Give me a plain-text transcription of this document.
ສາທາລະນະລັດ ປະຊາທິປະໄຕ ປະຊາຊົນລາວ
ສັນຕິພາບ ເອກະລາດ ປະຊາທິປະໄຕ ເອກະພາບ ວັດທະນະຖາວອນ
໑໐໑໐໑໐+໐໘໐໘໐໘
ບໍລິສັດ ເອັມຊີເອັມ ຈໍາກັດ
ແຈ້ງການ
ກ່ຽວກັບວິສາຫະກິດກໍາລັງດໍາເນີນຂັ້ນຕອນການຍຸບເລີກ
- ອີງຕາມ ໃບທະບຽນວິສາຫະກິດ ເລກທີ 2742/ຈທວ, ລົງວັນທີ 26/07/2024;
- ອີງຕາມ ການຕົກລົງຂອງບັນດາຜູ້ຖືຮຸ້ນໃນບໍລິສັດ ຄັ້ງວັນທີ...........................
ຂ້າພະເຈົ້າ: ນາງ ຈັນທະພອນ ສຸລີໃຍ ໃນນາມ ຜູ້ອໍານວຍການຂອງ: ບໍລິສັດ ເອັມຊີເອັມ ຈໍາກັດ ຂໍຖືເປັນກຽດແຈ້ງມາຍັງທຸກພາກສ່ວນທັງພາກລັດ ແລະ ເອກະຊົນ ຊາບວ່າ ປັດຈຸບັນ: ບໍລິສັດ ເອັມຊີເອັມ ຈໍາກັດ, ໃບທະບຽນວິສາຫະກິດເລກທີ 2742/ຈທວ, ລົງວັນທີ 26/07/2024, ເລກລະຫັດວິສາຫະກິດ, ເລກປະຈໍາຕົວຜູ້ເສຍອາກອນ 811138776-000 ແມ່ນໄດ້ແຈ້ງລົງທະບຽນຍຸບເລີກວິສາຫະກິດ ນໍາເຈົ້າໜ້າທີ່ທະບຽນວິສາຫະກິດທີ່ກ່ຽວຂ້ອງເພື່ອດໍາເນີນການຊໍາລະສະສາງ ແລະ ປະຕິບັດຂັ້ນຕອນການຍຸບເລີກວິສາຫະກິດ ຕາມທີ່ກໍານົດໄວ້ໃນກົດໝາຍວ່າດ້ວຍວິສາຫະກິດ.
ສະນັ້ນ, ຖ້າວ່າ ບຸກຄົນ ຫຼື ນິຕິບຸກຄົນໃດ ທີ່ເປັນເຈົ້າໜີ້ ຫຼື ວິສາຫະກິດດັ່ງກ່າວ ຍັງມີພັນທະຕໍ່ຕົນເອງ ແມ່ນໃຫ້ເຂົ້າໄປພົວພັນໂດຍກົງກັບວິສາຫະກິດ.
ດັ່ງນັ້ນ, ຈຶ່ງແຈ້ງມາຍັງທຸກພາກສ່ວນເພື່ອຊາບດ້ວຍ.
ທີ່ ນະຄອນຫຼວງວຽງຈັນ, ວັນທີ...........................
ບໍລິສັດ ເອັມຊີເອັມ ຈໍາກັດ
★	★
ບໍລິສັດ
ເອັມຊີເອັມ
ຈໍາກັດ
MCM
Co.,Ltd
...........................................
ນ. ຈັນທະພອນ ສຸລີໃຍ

• [Task instructions] Output an exact copy of each record.

• [Answer to the problem]
Give me a plain-text transcription of this document.
ສາທາລະນະລັດ ປະຊາທິປະໄຕ ປະຊາຊົນລາວ
ສັນຕິພາບ ເອກະລາດ ປະຊາທິປະໄຕ ເອກະພາບ ວັດທະນະຖາວອນ
໑໐໑໐໑໐+໐໘໐໘໐໘
ບໍລິສັດ ເອັມຊີເອັມ ຈໍາກັດ
ແຈ້ງການ
ກ່ຽວກັບວິສາຫະກິດກໍາລັງດໍາເນີນຂັ້ນຕອນການຍຸບເລີກ
- ອີງຕາມ ໃບທະບຽນວິສາຫະກິດ ເລກທີ 2742/ຈທວ, ລົງວັນທີ 26/07/2024;
- ອີງຕາມ ການຕົກລົງຂອງບັນດາຜູ້ຖືຮຸ້ນໃນບໍລິສັດ ຄັ້ງວັນທີ...........................
ຂ້າພະເຈົ້າ: ນາງ ຈັນທະພອນ ສຸລີໃຍ ໃນນາມ ຜູ້ອໍານວຍການຂອງ: ບໍລິສັດ ເອັມຊີເອັມ ຈໍາກັດ ຂໍຖືເປັນກຽດແຈ້ງມາຍັງທຸກພາກສ່ວນທັງພາກລັດ ແລະ ເອກະຊົນ ຊາບວ່າ ປັດຈຸບັນ: ບໍລິສັດ ເອັມຊີເອັມ ຈໍາກັດ, ໃບທະບຽນວິສາຫະກິດເລກທີ 2742/ຈທວ, ລົງວັນທີ 26/07/2024, ເລກລະຫັດວິສາຫະກິດ, ເລກປະຈໍາຕົວຜູ້ເສຍອາກອນ 811138776-000 ແມ່ນໄດ້ແຈ້ງລົງທະບຽນຍຸບເລີກວິສາຫະກິດ ນໍາເຈົ້າໜ້າທີ່ທະບຽນວິສາຫະກິດທີ່ກ່ຽວຂ້ອງເພື່ອດໍາເນີນການຊໍາລະສະສາງ ແລະ ປະຕິບັດຂັ້ນຕອນການຍຸບເລີກວິສາຫະກິດ ຕາມທີ່ກໍານົດໄວ້ໃນກົດໝາຍວ່າດ້ວຍວິສາຫະກິດ.
ສະນັ້ນ, ຖ້າວ່າ ບຸກຄົນ ຫຼື ນິຕິບຸກຄົນໃດ ທີ່ເປັນເຈົ້າໜີ້ ຫຼື ວິສາຫະກິດດັ່ງກ່າວ ຍັງມີພັນທະຕໍ່ຕົນເອງ ແມ່ນໃຫ້ເຂົ້າໄປພົວພັນໂດຍກົງກັບວິສາຫະກິດ.
ດັ່ງນັ້ນ, ຈຶ່ງແຈ້ງມາຍັງທຸກພາກສ່ວນເພື່ອຊາບດ້ວຍ.
ທີ່ ນະຄອນຫຼວງວຽງຈັນ, ວັນທີ...........................
ບໍລິສັດ ເອັມຊີເອັມ ຈໍາກັດ
★	★
ບໍລິສັດ
ເອັມຊີເອັມ
ຈໍາກັດ
MCM
Co.,Ltd
...........................................
ນ. ຈັນທະພອນ ສຸລີໃຍ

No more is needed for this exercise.